[start GIVEN RECORDS]
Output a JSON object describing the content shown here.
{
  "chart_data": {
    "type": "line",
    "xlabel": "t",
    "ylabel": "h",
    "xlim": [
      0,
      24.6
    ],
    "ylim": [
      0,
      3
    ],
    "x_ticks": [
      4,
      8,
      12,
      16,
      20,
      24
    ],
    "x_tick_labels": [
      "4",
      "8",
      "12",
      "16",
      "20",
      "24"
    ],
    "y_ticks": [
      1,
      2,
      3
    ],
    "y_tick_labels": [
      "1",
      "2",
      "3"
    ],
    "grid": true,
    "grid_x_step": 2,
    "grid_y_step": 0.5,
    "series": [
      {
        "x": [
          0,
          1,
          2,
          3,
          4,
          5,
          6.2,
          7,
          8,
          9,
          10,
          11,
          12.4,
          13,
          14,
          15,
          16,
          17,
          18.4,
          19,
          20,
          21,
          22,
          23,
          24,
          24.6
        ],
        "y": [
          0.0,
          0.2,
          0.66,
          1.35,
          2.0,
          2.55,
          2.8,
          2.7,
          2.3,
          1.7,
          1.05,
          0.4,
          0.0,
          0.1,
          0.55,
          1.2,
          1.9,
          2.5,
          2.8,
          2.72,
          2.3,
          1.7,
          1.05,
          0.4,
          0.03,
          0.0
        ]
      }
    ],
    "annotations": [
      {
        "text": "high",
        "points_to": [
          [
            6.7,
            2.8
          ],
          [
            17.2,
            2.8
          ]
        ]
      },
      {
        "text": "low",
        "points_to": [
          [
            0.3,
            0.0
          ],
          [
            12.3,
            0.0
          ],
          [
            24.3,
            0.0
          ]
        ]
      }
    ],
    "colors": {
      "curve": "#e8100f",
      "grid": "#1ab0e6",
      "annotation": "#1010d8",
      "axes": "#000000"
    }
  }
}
[end GIVEN RECORDS]
Repeat each record in full; every line must match exactly.

● RESPONSE TO THE TASK
Output a JSON object describing the content shown here.
{
  "chart_data": {
    "type": "line",
    "xlabel": "t",
    "ylabel": "h",
    "xlim": [
      0,
      24.6
    ],
    "ylim": [
      0,
      3
    ],
    "x_ticks": [
      4,
      8,
      12,
      16,
      20,
      24
    ],
    "x_tick_labels": [
      "4",
      "8",
      "12",
      "16",
      "20",
      "24"
    ],
    "y_ticks": [
      1,
      2,
      3
    ],
    "y_tick_labels": [
      "1",
      "2",
      "3"
    ],
    "grid": true,
    "grid_x_step": 2,
    "grid_y_step": 0.5,
    "series": [
      {
        "x": [
          0,
          1,
          2,
          3,
          4,
          5,
          6.2,
          7,
          8,
          9,
          10,
          11,
          12.4,
          13,
          14,
          15,
          16,
          17,
          18.4,
          19,
          20,
          21,
          22,
          23,
          24,
          24.6
        ],
        "y": [
          0.0,
          0.2,
          0.66,
          1.35,
          2.0,
          2.55,
          2.8,
          2.7,
          2.3,
          1.7,
          1.05,
          0.4,
          0.0,
          0.1,
          0.55,
          1.2,
          1.9,
          2.5,
          2.8,
          2.72,
          2.3,
          1.7,
          1.05,
          0.4,
          0.03,
          0.0
        ]
      }
    ],
    "annotations": [
      {
        "text": "high",
        "points_to": [
          [
            6.7,
            2.8
          ],
          [
            17.2,
            2.8
          ]
        ]
      },
      {
        "text": "low",
        "points_to": [
          [
            0.3,
            0.0
          ],
          [
            12.3,
            0.0
          ],
          [
            24.3,
            0.0
          ]
        ]
      }
    ],
    "colors": {
      "curve": "#e8100f",
      "grid": "#1ab0e6",
      "annotation": "#1010d8",
      "axes": "#000000"
    }
  }
}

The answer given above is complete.